Short exercise
From the listing below, return each line that includes "into".

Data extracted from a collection
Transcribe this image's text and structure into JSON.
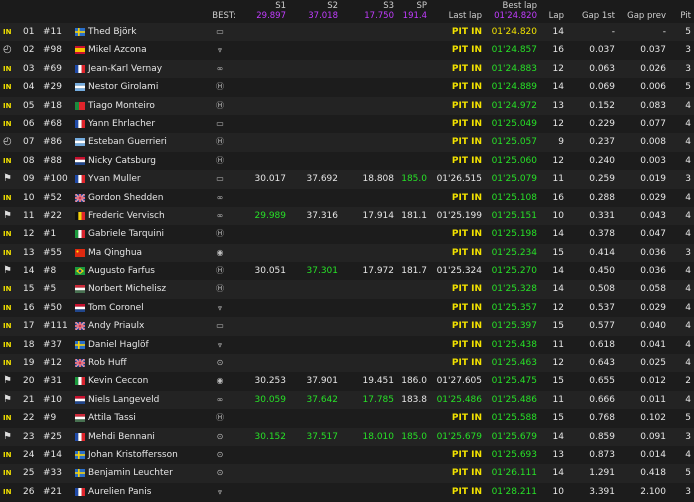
{
  "header": {
    "best_label": "BEST:",
    "col_s1": "S1",
    "col_s2": "S2",
    "col_s3": "S3",
    "col_sp": "SP",
    "col_last_lap": "Last lap",
    "col_best_lap": "Best lap",
    "col_lap": "Lap",
    "col_gap1": "Gap 1st",
    "col_gap_prev": "Gap prev",
    "col_pit": "Pit",
    "best_s1": "29.897",
    "best_s2": "37.018",
    "best_s3": "17.750",
    "best_sp": "191.4",
    "best_lap": "01'24.820"
  },
  "colors": {
    "pit_in": "#f2e200",
    "personal_best": "#27e027",
    "overall_best": "#c13cff",
    "row_odd": "#232323",
    "row_even": "#1c1c1c"
  },
  "rows": [
    {
      "status": "IN",
      "status_type": "pit",
      "pos": "01",
      "num": "#11",
      "flag": "SE",
      "name": "Thed Björk",
      "brand": "lynk",
      "s1": "",
      "s2": "",
      "s3": "",
      "sp": "",
      "last": "PIT IN",
      "best": "01'24.820",
      "best_color": "yellow",
      "lap": "14",
      "gap1": "-",
      "gap2": "-",
      "pit": "5"
    },
    {
      "status": "◴",
      "status_type": "icon",
      "pos": "02",
      "num": "#98",
      "flag": "ES",
      "name": "Mikel Azcona",
      "brand": "cupra",
      "s1": "",
      "s2": "",
      "s3": "",
      "sp": "",
      "last": "PIT IN",
      "best": "01'24.857",
      "best_color": "green",
      "lap": "16",
      "gap1": "0.037",
      "gap2": "0.037",
      "pit": "3"
    },
    {
      "status": "IN",
      "status_type": "pit",
      "pos": "03",
      "num": "#69",
      "flag": "FR",
      "name": "Jean-Karl Vernay",
      "brand": "audi",
      "s1": "",
      "s2": "",
      "s3": "",
      "sp": "",
      "last": "PIT IN",
      "best": "01'24.883",
      "best_color": "green",
      "lap": "12",
      "gap1": "0.063",
      "gap2": "0.026",
      "pit": "3"
    },
    {
      "status": "IN",
      "status_type": "pit",
      "pos": "04",
      "num": "#29",
      "flag": "AR",
      "name": "Nestor Girolami",
      "brand": "honda",
      "s1": "",
      "s2": "",
      "s3": "",
      "sp": "",
      "last": "PIT IN",
      "best": "01'24.889",
      "best_color": "green",
      "lap": "14",
      "gap1": "0.069",
      "gap2": "0.006",
      "pit": "5"
    },
    {
      "status": "IN",
      "status_type": "pit",
      "pos": "05",
      "num": "#18",
      "flag": "PT",
      "name": "Tiago Monteiro",
      "brand": "honda",
      "s1": "",
      "s2": "",
      "s3": "",
      "sp": "",
      "last": "PIT IN",
      "best": "01'24.972",
      "best_color": "green",
      "lap": "13",
      "gap1": "0.152",
      "gap2": "0.083",
      "pit": "4"
    },
    {
      "status": "IN",
      "status_type": "pit",
      "pos": "06",
      "num": "#68",
      "flag": "FR",
      "name": "Yann Ehrlacher",
      "brand": "lynk",
      "s1": "",
      "s2": "",
      "s3": "",
      "sp": "",
      "last": "PIT IN",
      "best": "01'25.049",
      "best_color": "green",
      "lap": "12",
      "gap1": "0.229",
      "gap2": "0.077",
      "pit": "4"
    },
    {
      "status": "◴",
      "status_type": "icon",
      "pos": "07",
      "num": "#86",
      "flag": "AR",
      "name": "Esteban Guerrieri",
      "brand": "honda",
      "s1": "",
      "s2": "",
      "s3": "",
      "sp": "",
      "last": "PIT IN",
      "best": "01'25.057",
      "best_color": "green",
      "lap": "9",
      "gap1": "0.237",
      "gap2": "0.008",
      "pit": "4"
    },
    {
      "status": "IN",
      "status_type": "pit",
      "pos": "08",
      "num": "#88",
      "flag": "NL",
      "name": "Nicky Catsburg",
      "brand": "hyundai",
      "s1": "",
      "s2": "",
      "s3": "",
      "sp": "",
      "last": "PIT IN",
      "best": "01'25.060",
      "best_color": "green",
      "lap": "12",
      "gap1": "0.240",
      "gap2": "0.003",
      "pit": "4"
    },
    {
      "status": "⚑",
      "status_type": "icon",
      "pos": "09",
      "num": "#100",
      "flag": "FR",
      "name": "Yvan Muller",
      "brand": "lynk",
      "s1": "30.017",
      "s1_color": "white",
      "s2": "37.692",
      "s2_color": "white",
      "s3": "18.808",
      "s3_color": "white",
      "sp": "185.0",
      "sp_color": "green",
      "last": "01'26.515",
      "last_color": "white",
      "best": "01'25.079",
      "best_color": "green",
      "lap": "11",
      "gap1": "0.259",
      "gap2": "0.019",
      "pit": "3"
    },
    {
      "status": "IN",
      "status_type": "pit",
      "pos": "10",
      "num": "#52",
      "flag": "GB",
      "name": "Gordon Shedden",
      "brand": "audi",
      "s1": "",
      "s2": "",
      "s3": "",
      "sp": "",
      "last": "PIT IN",
      "best": "01'25.108",
      "best_color": "green",
      "lap": "16",
      "gap1": "0.288",
      "gap2": "0.029",
      "pit": "4"
    },
    {
      "status": "⚑",
      "status_type": "icon",
      "pos": "11",
      "num": "#22",
      "flag": "BE",
      "name": "Frederic Vervisch",
      "brand": "audi",
      "s1": "29.989",
      "s1_color": "green",
      "s2": "37.316",
      "s2_color": "white",
      "s3": "17.914",
      "s3_color": "white",
      "sp": "181.1",
      "sp_color": "white",
      "last": "01'25.199",
      "last_color": "white",
      "best": "01'25.151",
      "best_color": "green",
      "lap": "10",
      "gap1": "0.331",
      "gap2": "0.043",
      "pit": "4"
    },
    {
      "status": "IN",
      "status_type": "pit",
      "pos": "12",
      "num": "#1",
      "flag": "IT",
      "name": "Gabriele Tarquini",
      "brand": "hyundai",
      "s1": "",
      "s2": "",
      "s3": "",
      "sp": "",
      "last": "PIT IN",
      "best": "01'25.198",
      "best_color": "green",
      "lap": "14",
      "gap1": "0.378",
      "gap2": "0.047",
      "pit": "4"
    },
    {
      "status": "IN",
      "status_type": "pit",
      "pos": "13",
      "num": "#55",
      "flag": "CN",
      "name": "Ma Qinghua",
      "brand": "alfa",
      "s1": "",
      "s2": "",
      "s3": "",
      "sp": "",
      "last": "PIT IN",
      "best": "01'25.234",
      "best_color": "green",
      "lap": "15",
      "gap1": "0.414",
      "gap2": "0.036",
      "pit": "3"
    },
    {
      "status": "⚑",
      "status_type": "icon",
      "pos": "14",
      "num": "#8",
      "flag": "BR",
      "name": "Augusto Farfus",
      "brand": "hyundai",
      "s1": "30.051",
      "s1_color": "white",
      "s2": "37.301",
      "s2_color": "green",
      "s3": "17.972",
      "s3_color": "white",
      "sp": "181.7",
      "sp_color": "white",
      "last": "01'25.324",
      "last_color": "white",
      "best": "01'25.270",
      "best_color": "green",
      "lap": "14",
      "gap1": "0.450",
      "gap2": "0.036",
      "pit": "4"
    },
    {
      "status": "IN",
      "status_type": "pit",
      "pos": "15",
      "num": "#5",
      "flag": "HU",
      "name": "Norbert Michelisz",
      "brand": "hyundai",
      "s1": "",
      "s2": "",
      "s3": "",
      "sp": "",
      "last": "PIT IN",
      "best": "01'25.328",
      "best_color": "green",
      "lap": "14",
      "gap1": "0.508",
      "gap2": "0.058",
      "pit": "4"
    },
    {
      "status": "IN",
      "status_type": "pit",
      "pos": "16",
      "num": "#50",
      "flag": "NL",
      "name": "Tom Coronel",
      "brand": "cupra",
      "s1": "",
      "s2": "",
      "s3": "",
      "sp": "",
      "last": "PIT IN",
      "best": "01'25.357",
      "best_color": "green",
      "lap": "12",
      "gap1": "0.537",
      "gap2": "0.029",
      "pit": "4"
    },
    {
      "status": "IN",
      "status_type": "pit",
      "pos": "17",
      "num": "#111",
      "flag": "GB",
      "name": "Andy Priaulx",
      "brand": "lynk",
      "s1": "",
      "s2": "",
      "s3": "",
      "sp": "",
      "last": "PIT IN",
      "best": "01'25.397",
      "best_color": "green",
      "lap": "15",
      "gap1": "0.577",
      "gap2": "0.040",
      "pit": "4"
    },
    {
      "status": "IN",
      "status_type": "pit",
      "pos": "18",
      "num": "#37",
      "flag": "SE",
      "name": "Daniel Haglöf",
      "brand": "cupra",
      "s1": "",
      "s2": "",
      "s3": "",
      "sp": "",
      "last": "PIT IN",
      "best": "01'25.438",
      "best_color": "green",
      "lap": "11",
      "gap1": "0.618",
      "gap2": "0.041",
      "pit": "4"
    },
    {
      "status": "IN",
      "status_type": "pit",
      "pos": "19",
      "num": "#12",
      "flag": "GB",
      "name": "Rob Huff",
      "brand": "vw",
      "s1": "",
      "s2": "",
      "s3": "",
      "sp": "",
      "last": "PIT IN",
      "best": "01'25.463",
      "best_color": "green",
      "lap": "12",
      "gap1": "0.643",
      "gap2": "0.025",
      "pit": "4"
    },
    {
      "status": "⚑",
      "status_type": "icon",
      "pos": "20",
      "num": "#31",
      "flag": "IT",
      "name": "Kevin Ceccon",
      "brand": "alfa",
      "s1": "30.253",
      "s1_color": "white",
      "s2": "37.901",
      "s2_color": "white",
      "s3": "19.451",
      "s3_color": "white",
      "sp": "186.0",
      "sp_color": "white",
      "last": "01'27.605",
      "last_color": "white",
      "best": "01'25.475",
      "best_color": "green",
      "lap": "15",
      "gap1": "0.655",
      "gap2": "0.012",
      "pit": "2"
    },
    {
      "status": "⚑",
      "status_type": "icon",
      "pos": "21",
      "num": "#10",
      "flag": "NL",
      "name": "Niels Langeveld",
      "brand": "audi",
      "s1": "30.059",
      "s1_color": "green",
      "s2": "37.642",
      "s2_color": "green",
      "s3": "17.785",
      "s3_color": "green",
      "sp": "183.8",
      "sp_color": "white",
      "last": "01'25.486",
      "last_color": "green",
      "best": "01'25.486",
      "best_color": "green",
      "lap": "11",
      "gap1": "0.666",
      "gap2": "0.011",
      "pit": "4"
    },
    {
      "status": "IN",
      "status_type": "pit",
      "pos": "22",
      "num": "#9",
      "flag": "HU",
      "name": "Attila Tassi",
      "brand": "honda",
      "s1": "",
      "s2": "",
      "s3": "",
      "sp": "",
      "last": "PIT IN",
      "best": "01'25.588",
      "best_color": "green",
      "lap": "15",
      "gap1": "0.768",
      "gap2": "0.102",
      "pit": "5"
    },
    {
      "status": "⚑",
      "status_type": "icon",
      "pos": "23",
      "num": "#25",
      "flag": "FR",
      "name": "Mehdi Bennani",
      "brand": "vw",
      "s1": "30.152",
      "s1_color": "green",
      "s2": "37.517",
      "s2_color": "green",
      "s3": "18.010",
      "s3_color": "green",
      "sp": "185.0",
      "sp_color": "green",
      "last": "01'25.679",
      "last_color": "green",
      "best": "01'25.679",
      "best_color": "green",
      "lap": "14",
      "gap1": "0.859",
      "gap2": "0.091",
      "pit": "3"
    },
    {
      "status": "IN",
      "status_type": "pit",
      "pos": "24",
      "num": "#14",
      "flag": "SE",
      "name": "Johan Kristoffersson",
      "brand": "vw",
      "s1": "",
      "s2": "",
      "s3": "",
      "sp": "",
      "last": "PIT IN",
      "best": "01'25.693",
      "best_color": "green",
      "lap": "13",
      "gap1": "0.873",
      "gap2": "0.014",
      "pit": "4"
    },
    {
      "status": "IN",
      "status_type": "pit",
      "pos": "25",
      "num": "#33",
      "flag": "SE",
      "name": "Benjamin Leuchter",
      "brand": "vw",
      "s1": "",
      "s2": "",
      "s3": "",
      "sp": "",
      "last": "PIT IN",
      "best": "01'26.111",
      "best_color": "green",
      "lap": "14",
      "gap1": "1.291",
      "gap2": "0.418",
      "pit": "5"
    },
    {
      "status": "IN",
      "status_type": "pit",
      "pos": "26",
      "num": "#21",
      "flag": "FR",
      "name": "Aurelien Panis",
      "brand": "cupra",
      "s1": "",
      "s2": "",
      "s3": "",
      "sp": "",
      "last": "PIT IN",
      "best": "01'28.211",
      "best_color": "green",
      "lap": "10",
      "gap1": "3.391",
      "gap2": "2.100",
      "pit": "3"
    }
  ]
}
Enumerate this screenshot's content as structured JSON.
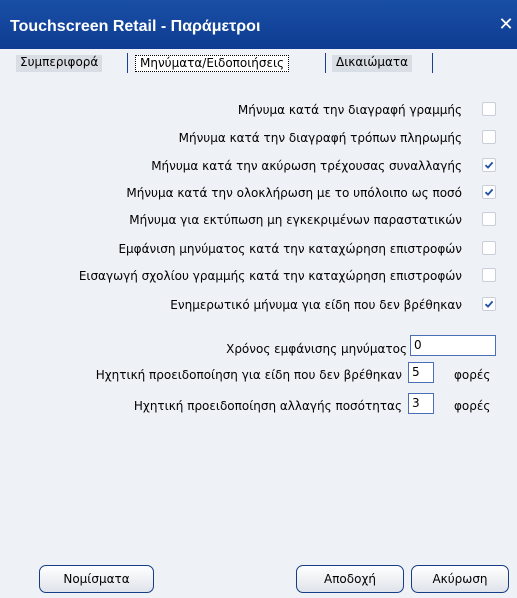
{
  "window": {
    "title": "Touchscreen Retail - Παράμετροι"
  },
  "tabs": [
    {
      "label": "Συμπεριφορά"
    },
    {
      "label": "Μηνύματα/Ειδοποιήσεις"
    },
    {
      "label": "Δικαιώματα"
    }
  ],
  "options": [
    {
      "label": "Μήνυμα κατά την διαγραφή γραμμής",
      "checked": false
    },
    {
      "label": "Μήνυμα κατά την διαγραφή τρόπων πληρωμής",
      "checked": false
    },
    {
      "label": "Μήνυμα κατά την ακύρωση τρέχουσας συναλλαγής",
      "checked": true
    },
    {
      "label": "Μήνυμα κατά την ολοκλήρωση με το υπόλοιπο ως ποσό",
      "checked": true
    },
    {
      "label": "Μήνυμα για εκτύπωση μη εγκεκριμένων παραστατικών",
      "checked": false
    },
    {
      "label": "Εμφάνιση μηνύματος κατά την καταχώρηση επιστροφών",
      "checked": false
    },
    {
      "label": "Εισαγωγή σχολίου γραμμής κατά την καταχώρηση επιστροφών",
      "checked": false
    },
    {
      "label": "Ενημερωτικό μήνυμα για είδη που δεν βρέθηκαν",
      "checked": true
    }
  ],
  "fields": {
    "message_time": {
      "label": "Χρόνος εμφάνισης μηνύματος",
      "value": "0"
    },
    "beep_not_found": {
      "label": "Ηχητική προειδοποίηση για είδη που δεν βρέθηκαν",
      "value": "5",
      "unit": "φορές"
    },
    "beep_qty_change": {
      "label": "Ηχητική προειδοποίηση αλλαγής ποσότητας",
      "value": "3",
      "unit": "φορές"
    }
  },
  "buttons": {
    "currencies": "Νομίσματα",
    "ok": "Αποδοχή",
    "cancel": "Ακύρωση"
  },
  "icons": {
    "close": "close-icon",
    "check": "checkmark-icon"
  },
  "colors": {
    "titlebar": "#0d3c92",
    "background": "#eef1f6",
    "check": "#1f4fa8"
  }
}
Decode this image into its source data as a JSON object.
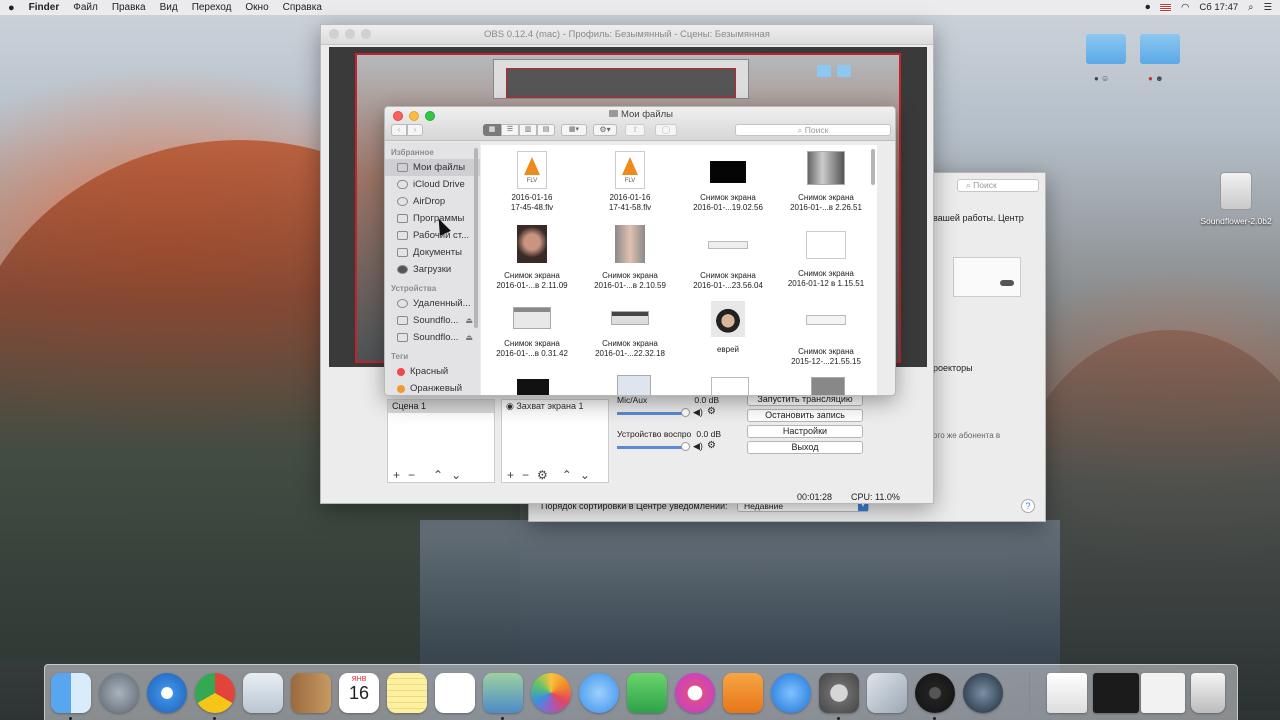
{
  "menubar": {
    "apple_icon": "apple-icon",
    "app_name": "Finder",
    "items": [
      "Файл",
      "Правка",
      "Вид",
      "Переход",
      "Окно",
      "Справка"
    ],
    "clock": "Сб 17:47"
  },
  "desktop": {
    "drive_label": "Soundflower-2.0b2"
  },
  "obs": {
    "title": "OBS 0.12.4 (mac) - Профиль: Безымянный - Сцены: Безымянная",
    "scene_item": "Сцена 1",
    "source_item": "Захват экрана 1",
    "mixer": [
      {
        "label": "Mic/Aux",
        "level": "0.0 dB"
      },
      {
        "label": "Устройство воспро",
        "level": "0.0 dB"
      }
    ],
    "buttons": {
      "start_stream": "Запустить трансляцию",
      "stop_record": "Остановить запись",
      "settings": "Настройки",
      "exit": "Выход"
    },
    "status": {
      "time": "00:01:28",
      "cpu": "CPU: 11.0%"
    }
  },
  "prefs": {
    "search_placeholder": "Поиск",
    "text1": "вашей работы. Центр",
    "text2": "роекторы",
    "text3": "ого же абонента в",
    "sort_label": "Порядок сортировки в Центре уведомлений:",
    "sort_value": "Недавние"
  },
  "finder": {
    "title": "Мои файлы",
    "search_placeholder": "Поиск",
    "sections": {
      "favorites": "Избранное",
      "devices": "Устройства",
      "tags": "Теги"
    },
    "favorites": [
      "Мои файлы",
      "iCloud Drive",
      "AirDrop",
      "Программы",
      "Рабочий ст...",
      "Документы",
      "Загрузки"
    ],
    "devices": [
      "Удаленный...",
      "Soundflo...",
      "Soundflo..."
    ],
    "tags": [
      "Красный",
      "Оранжевый"
    ],
    "files": [
      {
        "line1": "2016-01-16",
        "line2": "17-45-48.flv"
      },
      {
        "line1": "2016-01-16",
        "line2": "17-41-58.flv"
      },
      {
        "line1": "Снимок экрана",
        "line2": "2016-01-...19.02.56"
      },
      {
        "line1": "Снимок экрана",
        "line2": "2016-01-...в 2.26.51"
      },
      {
        "line1": "Снимок экрана",
        "line2": "2016-01-...в 2.11.09"
      },
      {
        "line1": "Снимок экрана",
        "line2": "2016-01-...в 2.10.59"
      },
      {
        "line1": "Снимок экрана",
        "line2": "2016-01-...23.56.04"
      },
      {
        "line1": "Снимок экрана",
        "line2": "2016-01-12 в 1.15.51"
      },
      {
        "line1": "Снимок экрана",
        "line2": "2016-01-...в 0.31.42"
      },
      {
        "line1": "Снимок экрана",
        "line2": "2016-01-...22.32.18"
      },
      {
        "line1": "еврей",
        "line2": ""
      },
      {
        "line1": "Снимок экрана",
        "line2": "2015-12-...21.55.15"
      }
    ]
  },
  "dock": {
    "calendar_month": "ЯНВ",
    "calendar_day": "16"
  }
}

Response to this exercise
Transcribe this image's text and structure into JSON.
Decode this image into its source data as a JSON object.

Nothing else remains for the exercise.